TASK TO COMPLETE: Review the listing and copy each line that holds the word "Magnetic".

RECORDS FOR THIS EXERCISE:
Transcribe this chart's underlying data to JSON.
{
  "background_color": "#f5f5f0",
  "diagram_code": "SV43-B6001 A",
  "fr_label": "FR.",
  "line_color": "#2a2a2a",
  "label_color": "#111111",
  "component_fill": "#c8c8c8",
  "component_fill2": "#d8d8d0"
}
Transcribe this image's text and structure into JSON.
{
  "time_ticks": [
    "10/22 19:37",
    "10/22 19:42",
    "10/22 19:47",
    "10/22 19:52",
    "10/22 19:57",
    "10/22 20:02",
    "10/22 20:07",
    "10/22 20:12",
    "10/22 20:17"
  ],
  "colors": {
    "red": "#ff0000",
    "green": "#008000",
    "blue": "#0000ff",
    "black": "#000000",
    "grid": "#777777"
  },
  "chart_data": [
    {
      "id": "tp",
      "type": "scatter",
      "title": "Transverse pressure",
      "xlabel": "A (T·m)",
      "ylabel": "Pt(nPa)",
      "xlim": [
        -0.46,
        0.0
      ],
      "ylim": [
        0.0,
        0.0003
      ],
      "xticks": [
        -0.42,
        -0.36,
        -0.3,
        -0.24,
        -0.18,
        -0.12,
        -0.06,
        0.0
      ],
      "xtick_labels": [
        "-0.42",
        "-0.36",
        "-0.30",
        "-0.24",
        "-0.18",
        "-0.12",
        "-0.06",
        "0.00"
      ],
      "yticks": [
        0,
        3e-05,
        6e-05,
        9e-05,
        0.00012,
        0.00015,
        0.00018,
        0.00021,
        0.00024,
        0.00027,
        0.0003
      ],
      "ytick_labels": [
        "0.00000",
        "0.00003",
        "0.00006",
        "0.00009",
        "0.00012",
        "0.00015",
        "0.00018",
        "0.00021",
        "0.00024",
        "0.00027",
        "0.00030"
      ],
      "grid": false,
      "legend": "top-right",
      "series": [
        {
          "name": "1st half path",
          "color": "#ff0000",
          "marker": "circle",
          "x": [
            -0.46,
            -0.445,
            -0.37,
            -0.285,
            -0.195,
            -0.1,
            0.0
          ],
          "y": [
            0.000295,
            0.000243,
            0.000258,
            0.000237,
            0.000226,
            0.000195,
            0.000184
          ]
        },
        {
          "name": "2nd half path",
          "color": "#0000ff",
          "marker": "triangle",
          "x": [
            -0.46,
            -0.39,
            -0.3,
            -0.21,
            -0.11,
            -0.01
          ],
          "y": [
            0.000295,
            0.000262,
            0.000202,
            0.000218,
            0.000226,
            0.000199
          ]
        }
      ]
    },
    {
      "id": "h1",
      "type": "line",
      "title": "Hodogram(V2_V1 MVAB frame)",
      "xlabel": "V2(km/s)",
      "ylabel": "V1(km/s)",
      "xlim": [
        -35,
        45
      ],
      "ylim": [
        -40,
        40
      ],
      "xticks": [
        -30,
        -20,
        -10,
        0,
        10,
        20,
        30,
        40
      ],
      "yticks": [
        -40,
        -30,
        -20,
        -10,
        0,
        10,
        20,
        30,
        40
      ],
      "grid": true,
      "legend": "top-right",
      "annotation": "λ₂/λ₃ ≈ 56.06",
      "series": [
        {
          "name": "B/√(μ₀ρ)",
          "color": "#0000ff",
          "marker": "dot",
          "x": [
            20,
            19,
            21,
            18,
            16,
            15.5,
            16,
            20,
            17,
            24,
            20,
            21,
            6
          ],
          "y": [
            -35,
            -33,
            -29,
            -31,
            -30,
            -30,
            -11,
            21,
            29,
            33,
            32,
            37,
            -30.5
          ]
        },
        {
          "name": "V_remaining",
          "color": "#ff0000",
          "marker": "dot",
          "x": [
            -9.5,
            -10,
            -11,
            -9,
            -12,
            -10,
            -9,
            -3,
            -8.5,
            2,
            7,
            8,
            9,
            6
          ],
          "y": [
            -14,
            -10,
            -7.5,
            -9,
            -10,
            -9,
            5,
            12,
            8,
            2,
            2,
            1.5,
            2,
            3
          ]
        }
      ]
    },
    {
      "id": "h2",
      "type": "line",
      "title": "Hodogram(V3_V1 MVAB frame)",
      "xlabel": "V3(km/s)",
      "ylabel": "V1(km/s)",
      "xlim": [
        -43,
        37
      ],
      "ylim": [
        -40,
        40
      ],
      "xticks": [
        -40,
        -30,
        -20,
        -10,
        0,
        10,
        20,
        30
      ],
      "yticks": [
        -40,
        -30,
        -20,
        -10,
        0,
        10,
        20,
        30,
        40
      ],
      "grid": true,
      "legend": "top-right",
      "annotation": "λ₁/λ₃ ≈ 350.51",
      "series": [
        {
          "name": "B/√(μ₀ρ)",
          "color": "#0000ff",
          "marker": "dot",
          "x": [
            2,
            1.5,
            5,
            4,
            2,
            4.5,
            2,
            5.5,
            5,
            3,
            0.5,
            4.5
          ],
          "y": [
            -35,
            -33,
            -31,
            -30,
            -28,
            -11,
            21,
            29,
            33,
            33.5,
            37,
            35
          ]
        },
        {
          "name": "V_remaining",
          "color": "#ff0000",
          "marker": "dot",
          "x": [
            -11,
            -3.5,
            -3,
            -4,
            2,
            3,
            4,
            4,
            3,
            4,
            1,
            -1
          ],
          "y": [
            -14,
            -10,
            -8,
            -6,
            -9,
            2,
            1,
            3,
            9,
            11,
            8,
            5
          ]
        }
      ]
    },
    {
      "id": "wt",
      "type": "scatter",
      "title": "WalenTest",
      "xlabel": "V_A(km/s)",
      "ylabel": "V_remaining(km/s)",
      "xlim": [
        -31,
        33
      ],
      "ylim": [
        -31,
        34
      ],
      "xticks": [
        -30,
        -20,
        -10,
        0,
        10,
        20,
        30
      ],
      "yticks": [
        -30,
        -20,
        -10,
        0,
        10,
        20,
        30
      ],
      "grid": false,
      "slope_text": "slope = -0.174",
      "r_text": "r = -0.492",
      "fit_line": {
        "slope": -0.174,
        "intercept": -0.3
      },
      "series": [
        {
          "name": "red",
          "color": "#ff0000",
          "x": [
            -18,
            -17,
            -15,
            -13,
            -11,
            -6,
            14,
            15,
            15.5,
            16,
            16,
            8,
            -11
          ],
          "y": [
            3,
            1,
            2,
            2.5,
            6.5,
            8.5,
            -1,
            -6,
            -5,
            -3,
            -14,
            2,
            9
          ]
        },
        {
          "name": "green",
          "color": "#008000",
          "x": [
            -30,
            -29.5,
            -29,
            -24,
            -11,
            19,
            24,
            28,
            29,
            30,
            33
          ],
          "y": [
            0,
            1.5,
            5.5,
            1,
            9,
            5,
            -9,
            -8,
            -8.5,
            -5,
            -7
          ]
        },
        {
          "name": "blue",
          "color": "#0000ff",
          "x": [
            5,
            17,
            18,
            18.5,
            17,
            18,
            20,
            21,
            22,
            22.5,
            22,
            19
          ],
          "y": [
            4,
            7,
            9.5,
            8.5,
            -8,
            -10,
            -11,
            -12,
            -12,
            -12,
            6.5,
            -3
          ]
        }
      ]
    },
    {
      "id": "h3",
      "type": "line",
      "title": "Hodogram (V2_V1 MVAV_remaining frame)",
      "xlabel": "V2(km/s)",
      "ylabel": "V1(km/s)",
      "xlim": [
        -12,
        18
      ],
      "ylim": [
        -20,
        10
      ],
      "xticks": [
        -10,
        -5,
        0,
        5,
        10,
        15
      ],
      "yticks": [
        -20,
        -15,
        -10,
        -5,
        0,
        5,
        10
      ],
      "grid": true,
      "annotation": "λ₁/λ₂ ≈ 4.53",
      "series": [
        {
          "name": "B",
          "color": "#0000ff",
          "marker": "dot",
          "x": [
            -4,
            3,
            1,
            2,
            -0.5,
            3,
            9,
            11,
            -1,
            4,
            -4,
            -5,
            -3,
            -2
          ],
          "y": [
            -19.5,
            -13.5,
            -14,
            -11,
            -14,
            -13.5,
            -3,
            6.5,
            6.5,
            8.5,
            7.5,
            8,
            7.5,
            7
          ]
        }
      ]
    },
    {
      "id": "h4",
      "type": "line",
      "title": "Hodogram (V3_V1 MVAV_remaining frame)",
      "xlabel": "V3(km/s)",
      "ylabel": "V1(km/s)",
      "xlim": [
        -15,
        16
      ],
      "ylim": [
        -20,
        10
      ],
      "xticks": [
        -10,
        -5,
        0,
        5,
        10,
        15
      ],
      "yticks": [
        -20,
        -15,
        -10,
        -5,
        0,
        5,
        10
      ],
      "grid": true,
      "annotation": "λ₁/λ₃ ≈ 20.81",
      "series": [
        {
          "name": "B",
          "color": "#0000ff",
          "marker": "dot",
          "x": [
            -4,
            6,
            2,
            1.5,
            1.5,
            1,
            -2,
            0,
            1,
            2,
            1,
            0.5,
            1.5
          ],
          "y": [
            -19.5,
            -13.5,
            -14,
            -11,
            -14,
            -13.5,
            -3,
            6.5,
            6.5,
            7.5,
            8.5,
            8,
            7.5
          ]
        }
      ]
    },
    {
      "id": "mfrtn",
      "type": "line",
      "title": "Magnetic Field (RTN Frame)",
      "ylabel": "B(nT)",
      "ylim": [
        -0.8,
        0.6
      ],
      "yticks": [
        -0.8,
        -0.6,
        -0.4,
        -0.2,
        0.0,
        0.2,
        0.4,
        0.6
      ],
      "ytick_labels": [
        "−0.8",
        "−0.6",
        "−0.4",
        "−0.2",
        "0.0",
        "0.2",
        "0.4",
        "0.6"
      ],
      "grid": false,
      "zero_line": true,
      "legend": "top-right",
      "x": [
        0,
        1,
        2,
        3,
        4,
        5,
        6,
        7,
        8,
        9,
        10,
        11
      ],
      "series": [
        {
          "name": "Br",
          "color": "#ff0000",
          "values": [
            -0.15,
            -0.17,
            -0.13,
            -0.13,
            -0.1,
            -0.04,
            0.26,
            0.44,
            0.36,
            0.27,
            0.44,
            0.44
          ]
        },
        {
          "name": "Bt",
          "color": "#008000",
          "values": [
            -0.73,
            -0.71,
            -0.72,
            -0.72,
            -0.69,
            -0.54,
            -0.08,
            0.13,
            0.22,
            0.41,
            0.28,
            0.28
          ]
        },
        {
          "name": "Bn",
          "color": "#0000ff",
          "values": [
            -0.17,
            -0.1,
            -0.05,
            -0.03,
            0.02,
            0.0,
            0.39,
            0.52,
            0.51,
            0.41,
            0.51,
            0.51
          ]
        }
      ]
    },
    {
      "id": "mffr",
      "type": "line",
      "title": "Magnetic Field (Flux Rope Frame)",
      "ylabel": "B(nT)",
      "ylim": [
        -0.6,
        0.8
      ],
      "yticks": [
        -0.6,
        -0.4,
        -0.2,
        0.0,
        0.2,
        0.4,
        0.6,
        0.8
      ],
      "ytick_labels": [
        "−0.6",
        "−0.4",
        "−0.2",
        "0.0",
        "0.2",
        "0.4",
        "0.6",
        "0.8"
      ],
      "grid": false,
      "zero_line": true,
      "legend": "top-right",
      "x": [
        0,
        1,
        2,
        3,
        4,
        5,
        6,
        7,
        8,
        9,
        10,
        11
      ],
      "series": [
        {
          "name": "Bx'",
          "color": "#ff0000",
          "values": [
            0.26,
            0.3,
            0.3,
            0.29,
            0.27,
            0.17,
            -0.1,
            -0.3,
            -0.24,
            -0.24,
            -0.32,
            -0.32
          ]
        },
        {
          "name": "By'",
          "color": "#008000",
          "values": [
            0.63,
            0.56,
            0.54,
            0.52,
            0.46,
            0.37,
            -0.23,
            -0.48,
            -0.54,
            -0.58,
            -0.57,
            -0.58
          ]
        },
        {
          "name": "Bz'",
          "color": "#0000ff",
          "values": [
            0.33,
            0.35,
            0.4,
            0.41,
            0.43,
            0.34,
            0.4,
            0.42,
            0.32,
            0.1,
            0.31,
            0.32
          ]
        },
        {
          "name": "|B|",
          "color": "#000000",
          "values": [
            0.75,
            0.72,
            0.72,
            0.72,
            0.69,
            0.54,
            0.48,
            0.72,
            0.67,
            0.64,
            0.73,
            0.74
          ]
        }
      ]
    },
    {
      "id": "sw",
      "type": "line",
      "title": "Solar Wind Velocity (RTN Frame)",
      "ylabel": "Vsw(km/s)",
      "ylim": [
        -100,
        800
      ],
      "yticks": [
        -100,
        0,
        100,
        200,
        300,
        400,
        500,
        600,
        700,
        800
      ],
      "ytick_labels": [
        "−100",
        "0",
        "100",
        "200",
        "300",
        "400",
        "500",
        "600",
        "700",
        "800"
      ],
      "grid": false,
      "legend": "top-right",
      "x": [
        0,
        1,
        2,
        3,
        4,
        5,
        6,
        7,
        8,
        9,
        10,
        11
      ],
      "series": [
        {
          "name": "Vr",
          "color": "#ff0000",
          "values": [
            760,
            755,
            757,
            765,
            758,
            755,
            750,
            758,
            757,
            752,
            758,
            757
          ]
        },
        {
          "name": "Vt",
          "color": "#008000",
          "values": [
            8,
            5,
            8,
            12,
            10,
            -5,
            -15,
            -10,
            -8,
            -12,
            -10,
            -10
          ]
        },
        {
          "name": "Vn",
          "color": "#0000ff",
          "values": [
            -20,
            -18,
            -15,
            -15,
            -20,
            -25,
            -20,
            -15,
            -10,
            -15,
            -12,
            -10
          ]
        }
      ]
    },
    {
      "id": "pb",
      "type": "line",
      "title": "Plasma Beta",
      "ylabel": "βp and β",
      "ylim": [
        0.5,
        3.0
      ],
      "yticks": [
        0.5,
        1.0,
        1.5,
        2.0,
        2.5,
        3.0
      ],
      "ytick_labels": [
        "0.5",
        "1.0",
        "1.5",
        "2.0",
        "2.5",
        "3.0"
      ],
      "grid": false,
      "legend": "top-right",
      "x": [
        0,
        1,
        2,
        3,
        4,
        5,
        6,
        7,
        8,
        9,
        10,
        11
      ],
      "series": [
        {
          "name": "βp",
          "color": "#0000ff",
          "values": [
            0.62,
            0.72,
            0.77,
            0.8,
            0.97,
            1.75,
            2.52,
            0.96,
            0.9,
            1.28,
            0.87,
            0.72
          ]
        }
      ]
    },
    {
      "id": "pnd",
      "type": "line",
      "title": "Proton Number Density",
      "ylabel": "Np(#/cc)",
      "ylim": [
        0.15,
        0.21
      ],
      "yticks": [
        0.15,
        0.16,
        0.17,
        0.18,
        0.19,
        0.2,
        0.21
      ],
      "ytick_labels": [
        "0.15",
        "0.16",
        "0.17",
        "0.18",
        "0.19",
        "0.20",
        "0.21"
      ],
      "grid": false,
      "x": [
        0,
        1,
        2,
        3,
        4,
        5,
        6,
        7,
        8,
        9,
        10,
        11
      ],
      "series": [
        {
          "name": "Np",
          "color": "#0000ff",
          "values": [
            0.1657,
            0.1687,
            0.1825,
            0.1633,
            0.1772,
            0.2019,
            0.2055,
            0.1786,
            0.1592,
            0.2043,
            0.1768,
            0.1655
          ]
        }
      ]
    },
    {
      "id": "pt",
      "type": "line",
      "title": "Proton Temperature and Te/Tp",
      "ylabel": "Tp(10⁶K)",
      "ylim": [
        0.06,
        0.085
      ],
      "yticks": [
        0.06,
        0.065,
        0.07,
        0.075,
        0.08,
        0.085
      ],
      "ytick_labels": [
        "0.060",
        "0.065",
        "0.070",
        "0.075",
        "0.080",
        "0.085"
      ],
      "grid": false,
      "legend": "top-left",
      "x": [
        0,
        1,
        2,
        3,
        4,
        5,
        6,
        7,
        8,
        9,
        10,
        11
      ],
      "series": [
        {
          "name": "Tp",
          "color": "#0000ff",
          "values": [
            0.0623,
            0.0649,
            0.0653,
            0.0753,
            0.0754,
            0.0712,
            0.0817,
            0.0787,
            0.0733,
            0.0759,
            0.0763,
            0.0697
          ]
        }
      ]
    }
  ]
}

FINISHED TASK:
      "title": "Magnetic Field (RTN Frame)",
      "title": "Magnetic Field (Flux Rope Frame)",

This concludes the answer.